[Written exercise]
Copy all the material that follows, keeping every character the same.
--- begin Data excerpts ---
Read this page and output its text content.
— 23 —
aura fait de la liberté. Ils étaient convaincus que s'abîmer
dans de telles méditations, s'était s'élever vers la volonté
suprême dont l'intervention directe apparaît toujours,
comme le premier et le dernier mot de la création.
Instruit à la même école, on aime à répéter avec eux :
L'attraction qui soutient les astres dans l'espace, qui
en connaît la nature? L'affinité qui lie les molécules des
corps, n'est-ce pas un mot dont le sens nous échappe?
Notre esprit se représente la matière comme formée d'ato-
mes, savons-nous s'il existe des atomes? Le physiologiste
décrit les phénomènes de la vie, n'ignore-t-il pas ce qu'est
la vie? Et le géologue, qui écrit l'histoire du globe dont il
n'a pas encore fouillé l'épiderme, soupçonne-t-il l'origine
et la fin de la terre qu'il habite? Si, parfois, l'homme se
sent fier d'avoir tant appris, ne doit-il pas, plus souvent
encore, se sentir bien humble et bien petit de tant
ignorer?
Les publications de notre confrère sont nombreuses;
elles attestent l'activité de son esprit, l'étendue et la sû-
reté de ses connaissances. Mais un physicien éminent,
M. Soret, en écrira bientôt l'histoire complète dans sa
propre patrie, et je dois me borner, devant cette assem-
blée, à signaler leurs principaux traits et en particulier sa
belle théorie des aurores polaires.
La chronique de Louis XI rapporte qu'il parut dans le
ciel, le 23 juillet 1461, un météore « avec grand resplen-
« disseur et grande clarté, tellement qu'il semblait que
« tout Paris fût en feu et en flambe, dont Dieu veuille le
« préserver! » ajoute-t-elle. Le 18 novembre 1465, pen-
--- end Data excerpts ---
[Output for this exercise]
Read this page and output its text content.
— 23 —
aura fait de la liberté. Ils étaient convaincus que s'abîmer
dans de telles méditations, s'était s'élever vers la volonté
suprême dont l'intervention directe apparaît toujours,
comme le premier et le dernier mot de la création.
Instruit à la même école, on aime à répéter avec eux :
L'attraction qui soutient les astres dans l'espace, qui
en connaît la nature? L'affinité qui lie les molécules des
corps, n'est-ce pas un mot dont le sens nous échappe?
Notre esprit se représente la matière comme formée d'ato-
mes, savons-nous s'il existe des atomes? Le physiologiste
décrit les phénomènes de la vie, n'ignore-t-il pas ce qu'est
la vie? Et le géologue, qui écrit l'histoire du globe dont il
n'a pas encore fouillé l'épiderme, soupçonne-t-il l'origine
et la fin de la terre qu'il habite? Si, parfois, l'homme se
sent fier d'avoir tant appris, ne doit-il pas, plus souvent
encore, se sentir bien humble et bien petit de tant
ignorer?
Les publications de notre confrère sont nombreuses;
elles attestent l'activité de son esprit, l'étendue et la sû-
reté de ses connaissances. Mais un physicien éminent,
M. Soret, en écrira bientôt l'histoire complète dans sa
propre patrie, et je dois me borner, devant cette assem-
blée, à signaler leurs principaux traits et en particulier sa
belle théorie des aurores polaires.
La chronique de Louis XI rapporte qu'il parut dans le
ciel, le 23 juillet 1461, un météore « avec grand resplen-
« disseur et grande clarté, tellement qu'il semblait que
« tout Paris fût en feu et en flambe, dont Dieu veuille le
« préserver! » ajoute-t-elle. Le 18 novembre 1465, pen-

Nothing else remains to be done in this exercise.